▸ **WHAT YOU ARE ASKED TO DO**: Gather the lines that hold the string "Grinda".

▸ **Entries from a dataset**:
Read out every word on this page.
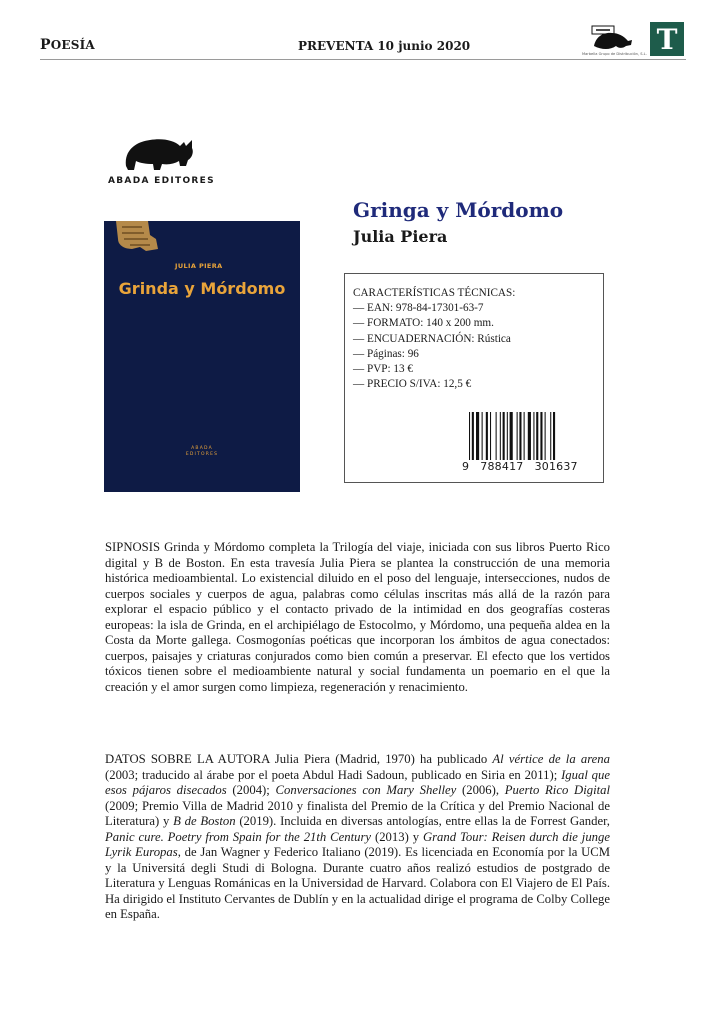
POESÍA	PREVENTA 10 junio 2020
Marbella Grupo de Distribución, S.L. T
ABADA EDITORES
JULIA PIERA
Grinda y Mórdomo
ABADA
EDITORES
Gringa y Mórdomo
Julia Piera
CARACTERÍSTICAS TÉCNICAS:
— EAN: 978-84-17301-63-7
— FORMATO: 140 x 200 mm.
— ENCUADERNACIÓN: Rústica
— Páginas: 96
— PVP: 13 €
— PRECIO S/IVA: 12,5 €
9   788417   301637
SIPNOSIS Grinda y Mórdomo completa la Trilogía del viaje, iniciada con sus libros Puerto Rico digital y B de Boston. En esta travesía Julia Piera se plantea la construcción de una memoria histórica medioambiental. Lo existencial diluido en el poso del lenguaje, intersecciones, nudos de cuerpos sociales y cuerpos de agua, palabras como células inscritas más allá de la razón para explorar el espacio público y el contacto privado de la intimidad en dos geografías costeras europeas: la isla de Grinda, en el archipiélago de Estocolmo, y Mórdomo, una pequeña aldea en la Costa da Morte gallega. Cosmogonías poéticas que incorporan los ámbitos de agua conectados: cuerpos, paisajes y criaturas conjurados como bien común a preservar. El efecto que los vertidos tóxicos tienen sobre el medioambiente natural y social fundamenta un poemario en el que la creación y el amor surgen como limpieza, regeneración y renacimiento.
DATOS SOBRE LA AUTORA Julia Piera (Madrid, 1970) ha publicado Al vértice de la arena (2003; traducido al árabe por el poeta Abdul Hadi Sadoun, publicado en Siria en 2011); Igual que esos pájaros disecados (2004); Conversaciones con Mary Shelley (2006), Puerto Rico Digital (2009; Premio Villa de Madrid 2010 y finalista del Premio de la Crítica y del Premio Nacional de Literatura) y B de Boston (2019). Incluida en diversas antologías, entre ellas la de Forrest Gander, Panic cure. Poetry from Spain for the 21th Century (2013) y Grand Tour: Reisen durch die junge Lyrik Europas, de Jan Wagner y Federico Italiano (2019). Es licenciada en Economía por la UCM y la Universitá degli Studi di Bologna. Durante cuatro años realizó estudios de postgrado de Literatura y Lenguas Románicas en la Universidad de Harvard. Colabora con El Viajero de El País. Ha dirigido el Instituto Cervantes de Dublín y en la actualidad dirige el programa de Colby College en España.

▸ **CORRECT OUTPUT**:
Grinda y Mórdomo
SIPNOSIS Grinda y Mórdomo completa la Trilogía del viaje, iniciada con sus libros Puerto Rico digital y B de Boston. En esta travesía Julia Piera se plantea la construcción de una memoria histórica medioambiental. Lo existencial diluido en el poso del lenguaje, intersecciones, nudos de cuerpos sociales y cuerpos de agua, palabras como células inscritas más allá de la razón para explorar el espacio público y el contacto privado de la intimidad en dos geografías costeras europeas: la isla de Grinda, en el archipiélago de Estocolmo, y Mórdomo, una pequeña aldea en la Costa da Morte gallega. Cosmogonías poéticas que incorporan los ámbitos de agua conectados: cuerpos, paisajes y criaturas conjurados como bien común a preservar. El efecto que los vertidos tóxicos tienen sobre el medioambiente natural y social fundamenta un poemario en el que la creación y el amor surgen como limpieza, regeneración y renacimiento.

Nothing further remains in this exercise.